#### What is expected:
Copy every line of the records below that holds the word "text".

#### Records shown:
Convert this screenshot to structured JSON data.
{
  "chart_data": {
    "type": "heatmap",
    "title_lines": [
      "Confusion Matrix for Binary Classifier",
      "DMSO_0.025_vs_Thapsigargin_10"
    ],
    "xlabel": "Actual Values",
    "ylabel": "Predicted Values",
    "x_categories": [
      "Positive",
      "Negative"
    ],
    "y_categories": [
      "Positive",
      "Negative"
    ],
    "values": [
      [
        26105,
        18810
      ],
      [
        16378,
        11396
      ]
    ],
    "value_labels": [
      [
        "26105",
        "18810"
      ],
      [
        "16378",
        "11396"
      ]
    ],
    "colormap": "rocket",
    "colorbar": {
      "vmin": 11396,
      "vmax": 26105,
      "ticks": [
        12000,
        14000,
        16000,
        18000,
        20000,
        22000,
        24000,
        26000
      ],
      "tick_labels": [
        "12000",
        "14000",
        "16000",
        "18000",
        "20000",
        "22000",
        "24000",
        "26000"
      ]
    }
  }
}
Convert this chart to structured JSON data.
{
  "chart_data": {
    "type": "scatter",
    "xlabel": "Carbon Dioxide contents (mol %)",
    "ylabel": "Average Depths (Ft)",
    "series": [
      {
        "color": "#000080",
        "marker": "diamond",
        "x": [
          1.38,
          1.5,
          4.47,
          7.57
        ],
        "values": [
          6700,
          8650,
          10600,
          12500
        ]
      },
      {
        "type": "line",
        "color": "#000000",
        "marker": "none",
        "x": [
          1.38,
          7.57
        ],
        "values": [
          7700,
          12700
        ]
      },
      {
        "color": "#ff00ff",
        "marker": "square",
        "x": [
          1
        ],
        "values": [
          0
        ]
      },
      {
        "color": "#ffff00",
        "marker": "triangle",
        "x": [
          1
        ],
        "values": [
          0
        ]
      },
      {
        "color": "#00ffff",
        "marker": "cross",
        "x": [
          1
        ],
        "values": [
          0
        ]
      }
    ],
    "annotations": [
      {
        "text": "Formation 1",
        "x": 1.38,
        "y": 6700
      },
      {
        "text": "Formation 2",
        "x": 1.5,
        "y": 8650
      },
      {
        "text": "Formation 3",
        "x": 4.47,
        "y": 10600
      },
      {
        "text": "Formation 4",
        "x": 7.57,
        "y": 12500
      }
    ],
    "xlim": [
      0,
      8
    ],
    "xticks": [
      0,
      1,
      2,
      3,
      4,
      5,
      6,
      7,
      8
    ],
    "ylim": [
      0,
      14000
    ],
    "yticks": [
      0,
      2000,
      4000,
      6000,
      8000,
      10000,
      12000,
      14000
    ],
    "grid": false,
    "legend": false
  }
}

#### Full solution:
        "text": "Formation 1",
        "text": "Formation 2",
        "text": "Formation 3",
        "text": "Formation 4",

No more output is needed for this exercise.